The legal framework of a country or society defines some of the practical implications of private property. There is no expectation that these rules will define a rational and consistent model of an economic or social system. Although contemporary neoclassical economics, currently the dominant school of economics, rejects some of the assumptions of the early philosophers underpinning classical economics, it has been argued that neoclassical economics continues to be influenced by the legacy of natural moral theory and the concept of natural rights, leading to the presentation of private market exchange and private property rights as "natural rights" inherent in nature.

Economic liberals, defined as those who support a private sector-driven market economy, consider private property to be essential for the construction of a prosperous society. They believe private ownership of land ensures that the land will be put to productive use and that its value is protected by the landowner. If owners must pay property taxes, this forces them to maintain productive use of the land to keep taxes current. Private property also attaches a monetary value to land, which can be used for trade or as collateral. Therefore, private property is an important part of capitalization within the economy.

Socialist economists are critical of private property in the means of production, as socialism aims to replace it with social ownership or public property. Socialists generally argue that private property relations limit the development of productive forces once production becomes increasingly collective, and some socialist theories maintain that economic functions traditionally performed by capitalists could be carried out through collective or social ownership. Socialists generally favor social ownership either to eliminate class distinctions between owners and workers or as a component of the development of a post-capitalist economic system.

In response to the socialist critique, the Austrian School economist Ludwig von Mises argued that private property rights are a prerequisite for what he called rational economic calculation and that the prices of goods and services cannot be determined accurately enough to allow efficient economic calculation without clearly defined private property rights. Mises argued that a socialist system, which by definition would lack private property in the factors of production, would be unable to determine appropriate price signals for the factors of production. According to Mises, this problem would make rational socialist economic calculation impossible.

In capitalism, ownership can be viewed as a "bundle of rights" over an asset that entitles its holder to a strong form of authority over it. Such a bundle is composed of a set of rights that allows the owner of the asset to control it and decide on its use, claim the value generated by it, exclude others from using it, and transfer ownership of it to another holder. In Marxian economics and socialist politics, a distinction is made between "private property" and "personal property". The former is defined as the means of production involving private ownership over an economic enterprise based on socialized production and wage labor, whereas the latter is defined as consumer goods or goods produced by an individual. Before the 18th century, "private property" usually referred to land ownership.

Collection entries
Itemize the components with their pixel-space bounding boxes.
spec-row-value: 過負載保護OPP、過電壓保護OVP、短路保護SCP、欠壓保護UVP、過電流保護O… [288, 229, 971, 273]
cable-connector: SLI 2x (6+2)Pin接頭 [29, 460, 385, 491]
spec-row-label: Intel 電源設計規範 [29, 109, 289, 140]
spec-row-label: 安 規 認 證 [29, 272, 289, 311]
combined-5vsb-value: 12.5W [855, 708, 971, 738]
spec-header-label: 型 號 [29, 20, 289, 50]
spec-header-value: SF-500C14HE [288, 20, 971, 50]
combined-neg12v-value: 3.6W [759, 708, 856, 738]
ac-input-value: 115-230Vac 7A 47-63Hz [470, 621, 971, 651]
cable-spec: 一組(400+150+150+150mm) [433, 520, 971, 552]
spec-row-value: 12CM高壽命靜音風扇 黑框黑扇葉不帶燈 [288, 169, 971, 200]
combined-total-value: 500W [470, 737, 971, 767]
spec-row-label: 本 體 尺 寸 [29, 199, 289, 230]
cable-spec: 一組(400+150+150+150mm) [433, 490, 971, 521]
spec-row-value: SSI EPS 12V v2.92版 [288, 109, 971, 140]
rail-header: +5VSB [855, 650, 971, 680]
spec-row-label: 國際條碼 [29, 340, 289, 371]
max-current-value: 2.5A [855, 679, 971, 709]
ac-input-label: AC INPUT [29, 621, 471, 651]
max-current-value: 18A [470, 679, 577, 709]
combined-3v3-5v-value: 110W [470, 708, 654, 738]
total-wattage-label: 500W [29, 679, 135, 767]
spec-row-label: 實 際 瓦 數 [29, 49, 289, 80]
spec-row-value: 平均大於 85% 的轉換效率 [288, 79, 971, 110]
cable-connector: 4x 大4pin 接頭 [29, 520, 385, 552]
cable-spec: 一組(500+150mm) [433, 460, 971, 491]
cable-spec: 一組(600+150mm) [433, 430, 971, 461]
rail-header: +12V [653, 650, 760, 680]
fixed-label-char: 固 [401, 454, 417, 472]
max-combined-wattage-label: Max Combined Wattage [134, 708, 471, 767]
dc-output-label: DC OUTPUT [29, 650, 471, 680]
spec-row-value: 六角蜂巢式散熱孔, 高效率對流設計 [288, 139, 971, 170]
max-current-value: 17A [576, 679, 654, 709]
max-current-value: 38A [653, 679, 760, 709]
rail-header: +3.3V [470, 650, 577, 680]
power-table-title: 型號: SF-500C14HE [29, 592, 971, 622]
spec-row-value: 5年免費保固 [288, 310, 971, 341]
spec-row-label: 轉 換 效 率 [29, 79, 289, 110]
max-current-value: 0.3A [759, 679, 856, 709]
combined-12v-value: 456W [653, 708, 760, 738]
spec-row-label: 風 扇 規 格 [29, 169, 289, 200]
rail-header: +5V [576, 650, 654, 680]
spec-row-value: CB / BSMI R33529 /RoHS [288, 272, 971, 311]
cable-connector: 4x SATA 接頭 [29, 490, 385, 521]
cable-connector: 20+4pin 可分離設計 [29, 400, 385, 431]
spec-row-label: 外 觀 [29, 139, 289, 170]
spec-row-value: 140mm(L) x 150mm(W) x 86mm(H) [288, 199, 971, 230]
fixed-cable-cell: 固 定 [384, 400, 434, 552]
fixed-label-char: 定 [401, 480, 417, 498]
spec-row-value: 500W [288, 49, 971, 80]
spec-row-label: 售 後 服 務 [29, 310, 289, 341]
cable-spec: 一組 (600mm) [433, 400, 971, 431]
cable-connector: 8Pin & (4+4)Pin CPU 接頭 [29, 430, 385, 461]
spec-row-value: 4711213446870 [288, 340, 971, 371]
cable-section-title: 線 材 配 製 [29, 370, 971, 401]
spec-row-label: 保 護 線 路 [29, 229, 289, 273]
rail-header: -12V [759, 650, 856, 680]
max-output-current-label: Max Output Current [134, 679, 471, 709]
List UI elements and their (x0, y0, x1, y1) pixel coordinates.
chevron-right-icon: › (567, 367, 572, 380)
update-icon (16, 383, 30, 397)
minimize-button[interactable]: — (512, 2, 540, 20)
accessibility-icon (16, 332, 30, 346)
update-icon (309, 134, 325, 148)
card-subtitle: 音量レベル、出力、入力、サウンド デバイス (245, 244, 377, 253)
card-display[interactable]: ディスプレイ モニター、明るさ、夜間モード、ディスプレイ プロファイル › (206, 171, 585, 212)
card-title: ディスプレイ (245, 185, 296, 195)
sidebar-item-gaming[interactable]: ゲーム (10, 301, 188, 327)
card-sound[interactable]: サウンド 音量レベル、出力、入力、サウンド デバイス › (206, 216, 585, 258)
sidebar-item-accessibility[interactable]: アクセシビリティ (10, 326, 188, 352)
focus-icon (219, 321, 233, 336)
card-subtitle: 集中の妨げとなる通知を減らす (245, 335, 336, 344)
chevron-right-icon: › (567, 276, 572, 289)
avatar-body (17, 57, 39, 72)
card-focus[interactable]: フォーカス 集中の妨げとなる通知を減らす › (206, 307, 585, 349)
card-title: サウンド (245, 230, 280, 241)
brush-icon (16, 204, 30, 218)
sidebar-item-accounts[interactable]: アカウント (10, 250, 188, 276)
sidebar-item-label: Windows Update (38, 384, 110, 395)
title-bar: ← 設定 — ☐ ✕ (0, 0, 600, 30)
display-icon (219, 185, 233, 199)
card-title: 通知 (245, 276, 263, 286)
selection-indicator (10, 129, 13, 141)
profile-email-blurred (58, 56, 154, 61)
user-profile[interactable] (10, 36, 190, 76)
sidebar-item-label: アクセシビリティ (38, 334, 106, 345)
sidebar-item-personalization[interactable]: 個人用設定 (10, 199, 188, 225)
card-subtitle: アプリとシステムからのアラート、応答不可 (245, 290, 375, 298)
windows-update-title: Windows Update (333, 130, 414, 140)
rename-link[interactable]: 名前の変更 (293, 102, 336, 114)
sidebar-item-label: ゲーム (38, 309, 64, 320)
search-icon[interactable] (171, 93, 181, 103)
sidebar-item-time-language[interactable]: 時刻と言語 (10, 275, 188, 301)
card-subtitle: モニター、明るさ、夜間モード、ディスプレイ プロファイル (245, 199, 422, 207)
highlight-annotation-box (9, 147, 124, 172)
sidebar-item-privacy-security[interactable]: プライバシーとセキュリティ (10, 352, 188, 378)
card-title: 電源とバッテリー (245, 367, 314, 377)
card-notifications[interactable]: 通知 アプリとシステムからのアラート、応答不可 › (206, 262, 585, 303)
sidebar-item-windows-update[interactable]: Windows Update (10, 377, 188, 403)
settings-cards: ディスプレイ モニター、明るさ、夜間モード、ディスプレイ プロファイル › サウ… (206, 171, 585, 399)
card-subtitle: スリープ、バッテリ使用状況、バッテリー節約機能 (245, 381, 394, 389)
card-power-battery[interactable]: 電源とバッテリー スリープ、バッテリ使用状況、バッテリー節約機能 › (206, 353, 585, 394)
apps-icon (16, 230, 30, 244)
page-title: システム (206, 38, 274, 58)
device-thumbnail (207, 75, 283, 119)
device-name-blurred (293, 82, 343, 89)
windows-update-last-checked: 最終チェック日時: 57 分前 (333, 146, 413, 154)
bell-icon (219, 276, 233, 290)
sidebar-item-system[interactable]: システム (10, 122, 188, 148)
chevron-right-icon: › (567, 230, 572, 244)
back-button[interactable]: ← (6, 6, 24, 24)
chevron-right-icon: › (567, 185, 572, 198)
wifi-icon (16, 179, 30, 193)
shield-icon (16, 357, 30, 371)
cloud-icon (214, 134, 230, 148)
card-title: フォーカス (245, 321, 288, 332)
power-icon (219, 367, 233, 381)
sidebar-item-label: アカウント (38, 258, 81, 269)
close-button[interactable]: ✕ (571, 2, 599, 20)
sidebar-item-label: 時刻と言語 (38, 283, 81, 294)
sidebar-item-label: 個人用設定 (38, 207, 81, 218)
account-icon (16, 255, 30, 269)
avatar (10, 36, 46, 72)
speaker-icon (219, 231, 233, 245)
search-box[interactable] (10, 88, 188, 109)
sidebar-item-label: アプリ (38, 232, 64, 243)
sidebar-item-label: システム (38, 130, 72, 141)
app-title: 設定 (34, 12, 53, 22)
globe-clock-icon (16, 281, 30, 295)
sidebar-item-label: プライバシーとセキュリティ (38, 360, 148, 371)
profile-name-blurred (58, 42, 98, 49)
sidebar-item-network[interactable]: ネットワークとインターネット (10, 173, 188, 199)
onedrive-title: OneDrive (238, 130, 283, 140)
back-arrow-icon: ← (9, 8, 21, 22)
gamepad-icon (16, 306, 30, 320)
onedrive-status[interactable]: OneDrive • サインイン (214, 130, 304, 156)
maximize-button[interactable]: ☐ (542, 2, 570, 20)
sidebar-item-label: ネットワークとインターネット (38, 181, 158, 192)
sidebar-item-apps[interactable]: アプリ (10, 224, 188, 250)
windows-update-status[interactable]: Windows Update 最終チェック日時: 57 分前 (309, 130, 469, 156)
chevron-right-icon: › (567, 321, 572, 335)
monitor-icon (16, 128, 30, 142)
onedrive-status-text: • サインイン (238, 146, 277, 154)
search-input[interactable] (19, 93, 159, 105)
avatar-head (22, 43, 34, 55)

--- ACTION ITEM ---
Answer these questions from the passage on private property.
(a) What value do economic liberals say private property attaches to land, and for what can that value be used?
(b) What did Ludwig von Mises argue private property rights are a prerequisite for?
(c) What did "private property" usually refer to before the 18th century?

--- OUTPUT FOR THIS TASK ---
(a) A monetary value, which can be used for trade or as collateral.
(b) Rational economic calculation.
(c) Land ownership.